**Task to carry out:**
Can you output the material exactly as written, minus any pictures it holds?

begin Data to use

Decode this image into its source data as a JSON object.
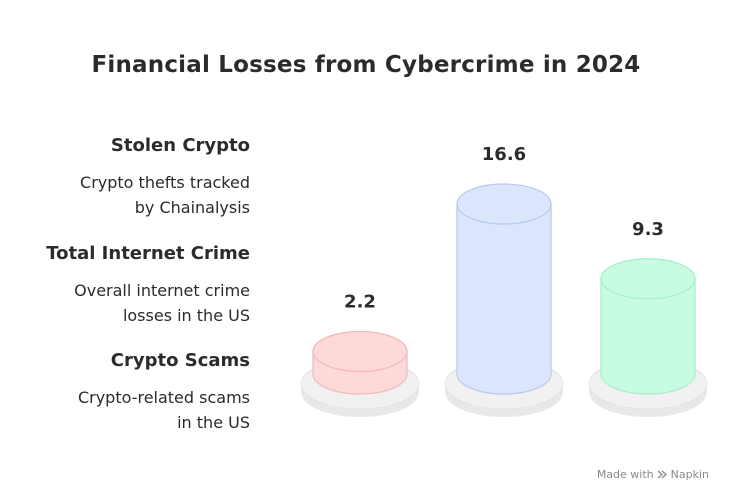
{
  "title": "Financial Losses from Cybercrime in 2024",
  "chart_data": {
    "type": "bar",
    "title": "Financial Losses from Cybercrime in 2024",
    "categories": [
      "Crypto Scams",
      "Total Internet Crime",
      "Stolen Crypto"
    ],
    "values": [
      2.2,
      16.6,
      9.3
    ],
    "xlabel": "",
    "ylabel": "",
    "ylim": [
      0,
      16.6
    ],
    "grid": false,
    "colors": {
      "Crypto Scams": "#fdd9d9",
      "Total Internet Crime": "#dbe6fd",
      "Stolen Crypto": "#c7fce3"
    }
  },
  "legend": [
    {
      "label": "Stolen Crypto",
      "desc_lines": [
        "Crypto thefts tracked",
        "by Chainalysis"
      ]
    },
    {
      "label": "Total Internet Crime",
      "desc_lines": [
        "Overall internet crime",
        "losses in the US"
      ]
    },
    {
      "label": "Crypto Scams",
      "desc_lines": [
        "Crypto-related scams",
        "in the US"
      ]
    }
  ],
  "footer": {
    "made_with": "Made with",
    "brand": "Napkin",
    "icon": "napkin-logo-icon"
  }
}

end Data to use

**The result:**
Decode this image into its source data as a JSON object.
{
  "title": "Financial Losses from Cybercrime in 2024",
  "chart_data": {
    "type": "bar",
    "title": "Financial Losses from Cybercrime in 2024",
    "categories": [
      "Crypto Scams",
      "Total Internet Crime",
      "Stolen Crypto"
    ],
    "values": [
      2.2,
      16.6,
      9.3
    ],
    "xlabel": "",
    "ylabel": "",
    "ylim": [
      0,
      16.6
    ],
    "grid": false,
    "colors": {
      "Crypto Scams": "#fdd9d9",
      "Total Internet Crime": "#dbe6fd",
      "Stolen Crypto": "#c7fce3"
    }
  },
  "legend": [
    {
      "label": "Stolen Crypto",
      "desc_lines": [
        "Crypto thefts tracked",
        "by Chainalysis"
      ]
    },
    {
      "label": "Total Internet Crime",
      "desc_lines": [
        "Overall internet crime",
        "losses in the US"
      ]
    },
    {
      "label": "Crypto Scams",
      "desc_lines": [
        "Crypto-related scams",
        "in the US"
      ]
    }
  ],
  "footer": {
    "made_with": "Made with",
    "brand": "Napkin",
    "icon": "napkin-logo-icon"
  }
}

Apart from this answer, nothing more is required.